**What to do**
Out of the lines in this data, how many include "name"? Give the number and nothing else.

··· Input records ···

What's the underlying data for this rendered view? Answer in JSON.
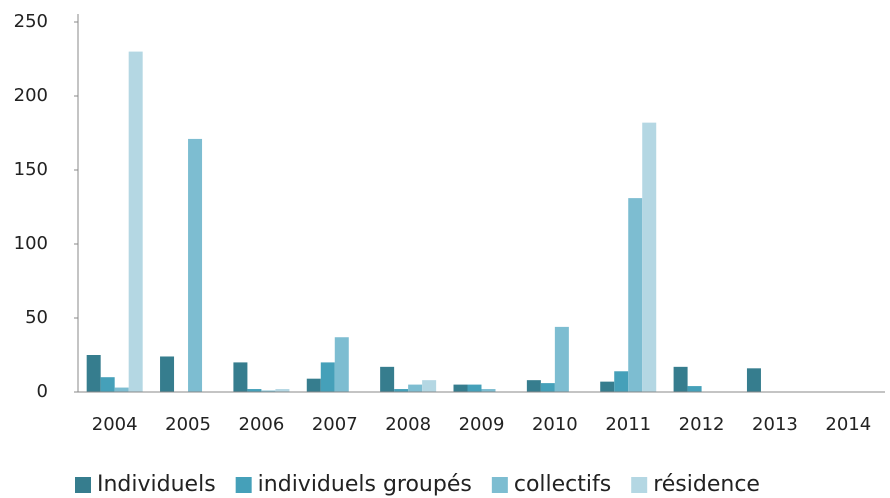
{
  "chart_data": {
    "type": "bar",
    "categories": [
      "2004",
      "2005",
      "2006",
      "2007",
      "2008",
      "2009",
      "2010",
      "2011",
      "2012",
      "2013",
      "2014"
    ],
    "series": [
      {
        "name": "Individuels",
        "color": "#367d8e",
        "values": [
          25,
          24,
          20,
          9,
          17,
          5,
          8,
          7,
          17,
          16,
          0
        ]
      },
      {
        "name": "individuels groupés",
        "color": "#45a0b9",
        "values": [
          10,
          0,
          2,
          20,
          2,
          5,
          6,
          14,
          4,
          0,
          0
        ]
      },
      {
        "name": "collectifs",
        "color": "#7dbdd1",
        "values": [
          3,
          171,
          1,
          37,
          5,
          2,
          44,
          131,
          0,
          0,
          0
        ]
      },
      {
        "name": "résidence",
        "color": "#b4d7e3",
        "values": [
          230,
          0,
          2,
          0,
          8,
          0,
          0,
          182,
          0,
          0,
          0
        ]
      }
    ],
    "ylim": [
      0,
      250
    ],
    "yticks": [
      0,
      50,
      100,
      150,
      200,
      250
    ],
    "grid": false,
    "legend": "bottom"
  }
}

···

**Response**
4